> **Brief**:
From the records below, copy out word for word the lines starting with the one containing "Patent image size: (969, 1023)." and going on through the one containing "The optical network 460 is at (853, 328).", with both of those lines included.

BEGIN Working data

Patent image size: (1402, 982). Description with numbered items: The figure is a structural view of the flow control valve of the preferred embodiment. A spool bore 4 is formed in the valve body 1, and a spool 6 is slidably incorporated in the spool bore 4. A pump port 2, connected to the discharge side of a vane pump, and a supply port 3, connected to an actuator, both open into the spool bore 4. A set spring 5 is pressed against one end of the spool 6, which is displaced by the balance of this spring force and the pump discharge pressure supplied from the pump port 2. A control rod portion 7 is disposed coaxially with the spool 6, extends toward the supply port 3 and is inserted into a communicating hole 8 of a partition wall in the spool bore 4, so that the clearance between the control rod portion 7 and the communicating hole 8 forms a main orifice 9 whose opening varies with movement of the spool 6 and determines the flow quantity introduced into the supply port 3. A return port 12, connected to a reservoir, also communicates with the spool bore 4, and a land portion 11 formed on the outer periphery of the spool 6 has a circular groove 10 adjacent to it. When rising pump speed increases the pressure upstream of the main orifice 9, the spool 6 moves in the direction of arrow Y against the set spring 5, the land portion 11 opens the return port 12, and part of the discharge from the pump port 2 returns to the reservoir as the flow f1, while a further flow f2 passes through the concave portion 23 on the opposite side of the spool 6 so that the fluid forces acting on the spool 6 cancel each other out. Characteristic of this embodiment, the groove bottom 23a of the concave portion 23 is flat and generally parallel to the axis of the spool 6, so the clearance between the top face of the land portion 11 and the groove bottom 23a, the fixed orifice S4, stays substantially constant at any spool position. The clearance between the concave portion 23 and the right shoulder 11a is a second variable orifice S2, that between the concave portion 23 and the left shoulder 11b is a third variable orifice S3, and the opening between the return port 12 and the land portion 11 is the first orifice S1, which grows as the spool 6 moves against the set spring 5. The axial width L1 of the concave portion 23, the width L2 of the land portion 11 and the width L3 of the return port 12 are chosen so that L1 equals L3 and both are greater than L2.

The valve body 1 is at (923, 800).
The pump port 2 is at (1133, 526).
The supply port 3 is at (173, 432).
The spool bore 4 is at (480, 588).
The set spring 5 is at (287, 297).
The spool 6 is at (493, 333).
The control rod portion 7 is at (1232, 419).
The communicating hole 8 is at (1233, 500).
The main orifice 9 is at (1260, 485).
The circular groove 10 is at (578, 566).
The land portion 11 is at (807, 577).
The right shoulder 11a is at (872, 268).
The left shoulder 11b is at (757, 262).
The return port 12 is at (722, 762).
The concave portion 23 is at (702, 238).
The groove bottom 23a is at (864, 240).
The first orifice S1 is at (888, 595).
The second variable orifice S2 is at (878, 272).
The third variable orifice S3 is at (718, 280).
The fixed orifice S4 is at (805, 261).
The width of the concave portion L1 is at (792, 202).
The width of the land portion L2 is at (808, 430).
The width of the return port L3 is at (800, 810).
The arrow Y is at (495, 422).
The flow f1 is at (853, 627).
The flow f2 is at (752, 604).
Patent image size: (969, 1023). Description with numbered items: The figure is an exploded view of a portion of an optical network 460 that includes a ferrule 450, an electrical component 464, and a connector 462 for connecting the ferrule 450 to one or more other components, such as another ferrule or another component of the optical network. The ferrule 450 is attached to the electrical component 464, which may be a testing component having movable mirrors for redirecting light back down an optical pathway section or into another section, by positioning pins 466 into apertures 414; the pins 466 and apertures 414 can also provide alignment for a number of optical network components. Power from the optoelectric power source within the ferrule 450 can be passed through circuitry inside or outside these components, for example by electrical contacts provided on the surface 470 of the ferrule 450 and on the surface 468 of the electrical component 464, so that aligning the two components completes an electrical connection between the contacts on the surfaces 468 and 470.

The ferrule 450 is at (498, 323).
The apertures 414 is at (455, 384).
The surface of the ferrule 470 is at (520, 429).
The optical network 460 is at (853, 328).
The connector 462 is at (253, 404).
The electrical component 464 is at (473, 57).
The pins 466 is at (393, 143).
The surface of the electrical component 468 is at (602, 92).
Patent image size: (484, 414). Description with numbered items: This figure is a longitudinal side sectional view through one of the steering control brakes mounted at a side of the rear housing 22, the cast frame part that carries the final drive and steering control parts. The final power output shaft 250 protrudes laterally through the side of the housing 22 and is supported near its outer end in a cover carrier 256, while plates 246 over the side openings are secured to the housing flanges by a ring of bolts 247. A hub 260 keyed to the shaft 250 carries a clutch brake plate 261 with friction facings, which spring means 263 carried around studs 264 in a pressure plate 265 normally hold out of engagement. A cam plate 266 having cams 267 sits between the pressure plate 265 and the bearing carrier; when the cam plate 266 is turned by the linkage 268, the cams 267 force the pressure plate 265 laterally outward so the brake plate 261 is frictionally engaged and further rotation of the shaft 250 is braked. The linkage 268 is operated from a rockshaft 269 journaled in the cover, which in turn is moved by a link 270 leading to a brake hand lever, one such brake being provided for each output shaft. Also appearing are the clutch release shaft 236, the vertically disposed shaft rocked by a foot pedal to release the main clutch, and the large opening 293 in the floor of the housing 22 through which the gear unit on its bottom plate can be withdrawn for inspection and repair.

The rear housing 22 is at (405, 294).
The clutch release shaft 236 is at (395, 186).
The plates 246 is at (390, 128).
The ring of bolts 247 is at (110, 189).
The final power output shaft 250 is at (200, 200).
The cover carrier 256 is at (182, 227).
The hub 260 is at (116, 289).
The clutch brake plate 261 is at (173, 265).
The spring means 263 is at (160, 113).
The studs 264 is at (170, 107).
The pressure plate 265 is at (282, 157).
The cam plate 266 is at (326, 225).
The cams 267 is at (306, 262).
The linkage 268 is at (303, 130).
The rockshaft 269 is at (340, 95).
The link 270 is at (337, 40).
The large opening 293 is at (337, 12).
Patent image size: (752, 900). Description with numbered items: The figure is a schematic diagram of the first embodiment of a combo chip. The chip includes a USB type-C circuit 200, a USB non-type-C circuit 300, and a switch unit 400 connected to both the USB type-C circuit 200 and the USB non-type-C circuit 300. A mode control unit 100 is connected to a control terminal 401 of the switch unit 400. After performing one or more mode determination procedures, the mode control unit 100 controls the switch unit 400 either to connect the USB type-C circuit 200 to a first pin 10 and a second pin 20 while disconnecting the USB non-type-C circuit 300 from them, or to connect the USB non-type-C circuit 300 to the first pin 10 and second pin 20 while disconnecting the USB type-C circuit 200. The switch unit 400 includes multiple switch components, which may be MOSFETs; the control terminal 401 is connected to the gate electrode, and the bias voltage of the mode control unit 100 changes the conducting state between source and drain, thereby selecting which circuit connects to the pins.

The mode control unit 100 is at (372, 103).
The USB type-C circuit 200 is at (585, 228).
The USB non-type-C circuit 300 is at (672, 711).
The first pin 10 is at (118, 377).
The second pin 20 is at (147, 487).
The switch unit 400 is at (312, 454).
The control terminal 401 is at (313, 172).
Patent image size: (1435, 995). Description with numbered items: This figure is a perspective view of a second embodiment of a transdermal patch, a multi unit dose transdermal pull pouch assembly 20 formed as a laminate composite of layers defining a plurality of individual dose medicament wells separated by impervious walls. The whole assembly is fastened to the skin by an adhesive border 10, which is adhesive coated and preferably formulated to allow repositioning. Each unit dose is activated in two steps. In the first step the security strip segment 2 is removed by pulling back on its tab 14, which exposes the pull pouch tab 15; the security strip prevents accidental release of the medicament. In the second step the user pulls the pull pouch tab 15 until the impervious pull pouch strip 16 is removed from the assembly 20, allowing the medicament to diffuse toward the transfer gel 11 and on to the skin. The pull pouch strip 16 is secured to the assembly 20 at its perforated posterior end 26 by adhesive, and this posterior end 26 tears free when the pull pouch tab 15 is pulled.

END Working data

> **Exercise solution**:
Patent image size: (969, 1023). Description with numbered items: The figure is an exploded view of a portion of an optical network 460 that includes a ferrule 450, an electrical component 464, and a connector 462 for connecting the ferrule 450 to one or more other components, such as another ferrule or another component of the optical network. The ferrule 450 is attached to the electrical component 464, which may be a testing component having movable mirrors for redirecting light back down an optical pathway section or into another section, by positioning pins 466 into apertures 414; the pins 466 and apertures 414 can also provide alignment for a number of optical network components. Power from the optoelectric power source within the ferrule 450 can be passed through circuitry inside or outside these components, for example by electrical contacts provided on the surface 470 of the ferrule 450 and on the surface 468 of the electrical component 464, so that aligning the two components completes an electrical connection between the contacts on the surfaces 468 and 470.

The ferrule 450 is at (498, 323).
The apertures 414 is at (455, 384).
The surface of the ferrule 470 is at (520, 429).
The optical network 460 is at (853, 328).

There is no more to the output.